• **WHAT IS REQUIRED**
Every line that contains the word "this" should be copied out.

• **EXTRACTED DATA**
** START **

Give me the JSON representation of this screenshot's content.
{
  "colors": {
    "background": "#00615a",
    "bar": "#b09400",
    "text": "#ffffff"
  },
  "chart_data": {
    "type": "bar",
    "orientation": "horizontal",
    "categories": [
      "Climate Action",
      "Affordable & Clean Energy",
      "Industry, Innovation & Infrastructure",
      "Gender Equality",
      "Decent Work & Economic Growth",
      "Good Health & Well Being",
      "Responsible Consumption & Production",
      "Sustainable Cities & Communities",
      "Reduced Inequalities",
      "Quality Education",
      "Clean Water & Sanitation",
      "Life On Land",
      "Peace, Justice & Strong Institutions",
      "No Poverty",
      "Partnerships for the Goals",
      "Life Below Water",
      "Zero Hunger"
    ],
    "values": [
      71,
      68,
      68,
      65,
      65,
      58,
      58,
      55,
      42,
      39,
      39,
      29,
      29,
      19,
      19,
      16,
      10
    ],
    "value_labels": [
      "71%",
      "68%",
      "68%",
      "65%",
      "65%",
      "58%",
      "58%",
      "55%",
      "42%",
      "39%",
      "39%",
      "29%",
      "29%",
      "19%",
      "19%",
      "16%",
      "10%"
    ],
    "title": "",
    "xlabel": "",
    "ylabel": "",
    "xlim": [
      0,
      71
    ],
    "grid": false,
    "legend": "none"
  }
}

** END **
** START **

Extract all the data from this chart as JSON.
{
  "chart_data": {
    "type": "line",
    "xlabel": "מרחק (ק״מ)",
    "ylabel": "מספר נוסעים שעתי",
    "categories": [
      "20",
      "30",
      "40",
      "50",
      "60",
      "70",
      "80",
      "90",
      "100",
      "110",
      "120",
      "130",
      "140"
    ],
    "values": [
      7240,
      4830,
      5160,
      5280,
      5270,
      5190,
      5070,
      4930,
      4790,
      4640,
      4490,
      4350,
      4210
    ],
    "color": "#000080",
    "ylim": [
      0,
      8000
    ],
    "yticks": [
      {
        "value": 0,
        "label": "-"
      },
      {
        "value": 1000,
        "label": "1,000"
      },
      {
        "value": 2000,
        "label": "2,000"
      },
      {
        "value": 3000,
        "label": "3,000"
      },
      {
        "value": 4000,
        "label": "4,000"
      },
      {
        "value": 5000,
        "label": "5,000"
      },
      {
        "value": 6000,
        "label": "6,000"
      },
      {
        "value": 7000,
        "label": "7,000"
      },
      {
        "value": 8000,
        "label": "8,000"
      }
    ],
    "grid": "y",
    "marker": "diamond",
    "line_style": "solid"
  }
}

** END **

• **TASK SOLUTION**
Give me the JSON representation of this screenshot's content.
Extract all the data from this chart as JSON.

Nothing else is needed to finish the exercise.